Task instructions :: Copy all lines of the listing that include the string "structured".
______________________________
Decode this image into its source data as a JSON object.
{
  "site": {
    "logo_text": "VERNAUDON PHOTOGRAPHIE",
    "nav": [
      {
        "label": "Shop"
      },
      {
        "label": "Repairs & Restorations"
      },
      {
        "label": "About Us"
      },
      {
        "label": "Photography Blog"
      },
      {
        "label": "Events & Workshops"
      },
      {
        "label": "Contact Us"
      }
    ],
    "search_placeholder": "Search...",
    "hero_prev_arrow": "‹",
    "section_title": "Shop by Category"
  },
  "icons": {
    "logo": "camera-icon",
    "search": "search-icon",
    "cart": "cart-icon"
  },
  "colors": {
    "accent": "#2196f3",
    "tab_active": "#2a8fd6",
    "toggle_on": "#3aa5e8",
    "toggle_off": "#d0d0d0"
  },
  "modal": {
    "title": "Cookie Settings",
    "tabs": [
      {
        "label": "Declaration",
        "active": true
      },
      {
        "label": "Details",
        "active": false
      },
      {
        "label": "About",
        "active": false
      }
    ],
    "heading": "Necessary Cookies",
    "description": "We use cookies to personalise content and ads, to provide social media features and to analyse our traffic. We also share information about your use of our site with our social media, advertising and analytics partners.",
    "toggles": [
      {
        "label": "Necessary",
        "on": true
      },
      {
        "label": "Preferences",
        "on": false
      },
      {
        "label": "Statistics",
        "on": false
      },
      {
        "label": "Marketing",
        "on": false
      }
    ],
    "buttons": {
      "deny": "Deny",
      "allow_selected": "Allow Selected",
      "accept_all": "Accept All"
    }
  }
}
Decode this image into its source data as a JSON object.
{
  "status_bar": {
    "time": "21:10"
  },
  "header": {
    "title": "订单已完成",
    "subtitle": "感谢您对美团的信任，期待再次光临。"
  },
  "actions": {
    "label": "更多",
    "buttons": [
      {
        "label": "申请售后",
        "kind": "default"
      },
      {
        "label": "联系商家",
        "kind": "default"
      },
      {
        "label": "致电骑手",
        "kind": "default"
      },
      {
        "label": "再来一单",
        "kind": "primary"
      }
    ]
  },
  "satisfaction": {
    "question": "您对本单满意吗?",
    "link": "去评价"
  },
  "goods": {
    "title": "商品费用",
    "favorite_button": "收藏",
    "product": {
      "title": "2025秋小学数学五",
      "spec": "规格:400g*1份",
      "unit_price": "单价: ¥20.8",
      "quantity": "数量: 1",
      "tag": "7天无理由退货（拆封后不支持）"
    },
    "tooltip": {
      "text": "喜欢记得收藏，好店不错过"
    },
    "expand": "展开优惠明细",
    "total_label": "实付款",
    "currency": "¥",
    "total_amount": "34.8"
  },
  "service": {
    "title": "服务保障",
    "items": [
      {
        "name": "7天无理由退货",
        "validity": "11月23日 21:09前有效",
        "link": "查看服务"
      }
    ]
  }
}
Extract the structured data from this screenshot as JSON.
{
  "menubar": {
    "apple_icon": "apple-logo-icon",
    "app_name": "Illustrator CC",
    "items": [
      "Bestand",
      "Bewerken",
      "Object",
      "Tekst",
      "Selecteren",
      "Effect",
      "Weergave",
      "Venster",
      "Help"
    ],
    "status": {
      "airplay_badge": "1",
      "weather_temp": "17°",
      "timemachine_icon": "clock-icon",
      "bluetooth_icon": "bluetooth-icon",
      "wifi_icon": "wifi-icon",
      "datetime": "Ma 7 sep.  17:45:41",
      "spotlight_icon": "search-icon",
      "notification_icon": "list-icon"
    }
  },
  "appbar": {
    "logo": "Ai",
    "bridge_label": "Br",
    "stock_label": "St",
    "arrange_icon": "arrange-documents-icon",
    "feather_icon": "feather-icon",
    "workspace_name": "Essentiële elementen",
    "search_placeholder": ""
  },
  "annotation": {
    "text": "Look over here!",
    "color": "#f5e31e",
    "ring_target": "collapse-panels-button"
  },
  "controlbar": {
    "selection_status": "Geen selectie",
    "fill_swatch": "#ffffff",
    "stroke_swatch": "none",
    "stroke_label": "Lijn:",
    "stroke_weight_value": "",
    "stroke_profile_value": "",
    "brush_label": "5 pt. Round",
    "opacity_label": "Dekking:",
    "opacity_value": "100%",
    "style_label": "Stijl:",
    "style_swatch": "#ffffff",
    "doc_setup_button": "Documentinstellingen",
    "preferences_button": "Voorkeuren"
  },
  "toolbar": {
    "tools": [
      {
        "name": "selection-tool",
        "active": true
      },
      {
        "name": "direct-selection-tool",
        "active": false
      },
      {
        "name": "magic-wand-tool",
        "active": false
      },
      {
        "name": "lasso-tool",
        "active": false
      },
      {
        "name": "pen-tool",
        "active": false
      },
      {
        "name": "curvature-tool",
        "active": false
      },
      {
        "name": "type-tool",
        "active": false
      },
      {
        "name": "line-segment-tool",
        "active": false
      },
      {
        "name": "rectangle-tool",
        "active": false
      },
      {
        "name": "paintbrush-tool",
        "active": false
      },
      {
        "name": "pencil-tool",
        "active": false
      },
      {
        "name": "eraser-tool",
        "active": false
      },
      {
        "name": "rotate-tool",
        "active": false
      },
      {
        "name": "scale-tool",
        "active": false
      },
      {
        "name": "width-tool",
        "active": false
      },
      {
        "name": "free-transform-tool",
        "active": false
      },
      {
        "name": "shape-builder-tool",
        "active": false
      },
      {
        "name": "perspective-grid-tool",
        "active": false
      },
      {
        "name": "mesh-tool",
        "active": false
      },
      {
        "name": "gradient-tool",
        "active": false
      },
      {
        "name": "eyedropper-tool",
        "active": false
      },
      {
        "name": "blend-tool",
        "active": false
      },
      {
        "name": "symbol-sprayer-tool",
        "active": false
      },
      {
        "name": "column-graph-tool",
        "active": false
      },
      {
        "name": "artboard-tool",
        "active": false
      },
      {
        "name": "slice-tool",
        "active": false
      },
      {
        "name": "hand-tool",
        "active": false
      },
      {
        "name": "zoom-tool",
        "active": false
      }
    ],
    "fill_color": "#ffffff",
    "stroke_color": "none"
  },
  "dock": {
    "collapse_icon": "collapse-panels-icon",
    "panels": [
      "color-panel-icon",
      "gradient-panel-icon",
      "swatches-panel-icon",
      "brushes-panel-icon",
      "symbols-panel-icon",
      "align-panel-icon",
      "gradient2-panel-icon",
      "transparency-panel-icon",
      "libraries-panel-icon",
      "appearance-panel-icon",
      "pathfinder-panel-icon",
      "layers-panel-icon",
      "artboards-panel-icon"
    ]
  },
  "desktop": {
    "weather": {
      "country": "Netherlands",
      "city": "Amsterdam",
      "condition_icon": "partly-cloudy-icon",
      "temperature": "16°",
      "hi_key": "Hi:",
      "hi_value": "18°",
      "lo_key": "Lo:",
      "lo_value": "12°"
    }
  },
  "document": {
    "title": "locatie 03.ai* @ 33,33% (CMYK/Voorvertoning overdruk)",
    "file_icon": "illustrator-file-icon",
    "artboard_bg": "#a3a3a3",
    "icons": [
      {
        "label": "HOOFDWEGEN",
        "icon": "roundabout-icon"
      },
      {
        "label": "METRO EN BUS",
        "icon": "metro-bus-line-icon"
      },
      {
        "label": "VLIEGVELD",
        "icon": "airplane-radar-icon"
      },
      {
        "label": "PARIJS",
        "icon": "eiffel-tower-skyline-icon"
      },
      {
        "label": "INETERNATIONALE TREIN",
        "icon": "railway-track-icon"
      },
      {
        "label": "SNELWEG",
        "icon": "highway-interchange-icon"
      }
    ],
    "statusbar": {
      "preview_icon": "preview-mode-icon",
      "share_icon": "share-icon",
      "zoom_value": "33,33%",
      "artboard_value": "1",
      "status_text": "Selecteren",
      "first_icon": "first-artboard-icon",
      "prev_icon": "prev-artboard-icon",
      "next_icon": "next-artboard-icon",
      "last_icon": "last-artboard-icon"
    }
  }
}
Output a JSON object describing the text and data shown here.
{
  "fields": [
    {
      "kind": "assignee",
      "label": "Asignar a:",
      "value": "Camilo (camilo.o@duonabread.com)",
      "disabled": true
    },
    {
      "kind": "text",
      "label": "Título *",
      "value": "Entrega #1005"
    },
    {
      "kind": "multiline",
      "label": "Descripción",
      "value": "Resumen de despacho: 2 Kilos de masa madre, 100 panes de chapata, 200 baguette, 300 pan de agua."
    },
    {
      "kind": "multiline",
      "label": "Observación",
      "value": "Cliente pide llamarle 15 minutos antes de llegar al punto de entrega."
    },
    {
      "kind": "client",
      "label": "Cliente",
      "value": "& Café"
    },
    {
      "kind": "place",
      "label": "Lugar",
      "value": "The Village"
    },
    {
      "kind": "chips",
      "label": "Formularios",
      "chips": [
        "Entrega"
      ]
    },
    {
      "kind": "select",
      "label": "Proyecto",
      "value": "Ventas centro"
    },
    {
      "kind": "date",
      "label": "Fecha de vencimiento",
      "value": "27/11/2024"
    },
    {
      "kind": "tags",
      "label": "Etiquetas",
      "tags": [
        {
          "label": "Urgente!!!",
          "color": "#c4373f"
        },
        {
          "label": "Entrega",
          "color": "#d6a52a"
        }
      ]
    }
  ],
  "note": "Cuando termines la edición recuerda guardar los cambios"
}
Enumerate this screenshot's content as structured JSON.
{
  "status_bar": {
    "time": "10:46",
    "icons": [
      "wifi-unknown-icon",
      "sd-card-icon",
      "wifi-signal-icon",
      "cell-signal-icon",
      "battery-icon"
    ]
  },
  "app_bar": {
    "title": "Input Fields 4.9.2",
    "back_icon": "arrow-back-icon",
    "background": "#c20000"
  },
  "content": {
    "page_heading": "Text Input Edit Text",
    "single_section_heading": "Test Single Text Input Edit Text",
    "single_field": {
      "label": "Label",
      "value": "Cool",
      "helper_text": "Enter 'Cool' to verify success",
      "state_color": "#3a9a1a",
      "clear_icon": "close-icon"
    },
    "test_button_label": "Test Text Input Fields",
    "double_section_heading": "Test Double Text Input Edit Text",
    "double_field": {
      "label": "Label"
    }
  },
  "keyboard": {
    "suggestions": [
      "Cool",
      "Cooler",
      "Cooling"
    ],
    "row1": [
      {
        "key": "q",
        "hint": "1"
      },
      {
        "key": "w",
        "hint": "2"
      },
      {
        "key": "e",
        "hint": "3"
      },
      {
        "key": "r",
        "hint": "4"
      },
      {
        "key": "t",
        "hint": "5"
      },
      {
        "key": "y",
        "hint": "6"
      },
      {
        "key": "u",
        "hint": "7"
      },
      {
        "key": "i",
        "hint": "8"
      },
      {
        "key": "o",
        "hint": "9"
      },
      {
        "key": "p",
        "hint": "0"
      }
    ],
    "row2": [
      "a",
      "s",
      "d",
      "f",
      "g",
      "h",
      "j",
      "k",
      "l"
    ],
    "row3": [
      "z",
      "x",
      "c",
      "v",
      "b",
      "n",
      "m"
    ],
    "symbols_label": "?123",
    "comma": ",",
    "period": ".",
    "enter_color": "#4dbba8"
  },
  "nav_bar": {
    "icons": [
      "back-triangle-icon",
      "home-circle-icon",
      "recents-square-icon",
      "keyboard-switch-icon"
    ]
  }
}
______________________________
Answer for this exercise ::
Extract the structured data from this screenshot as JSON.
Enumerate this screenshot's content as structured JSON.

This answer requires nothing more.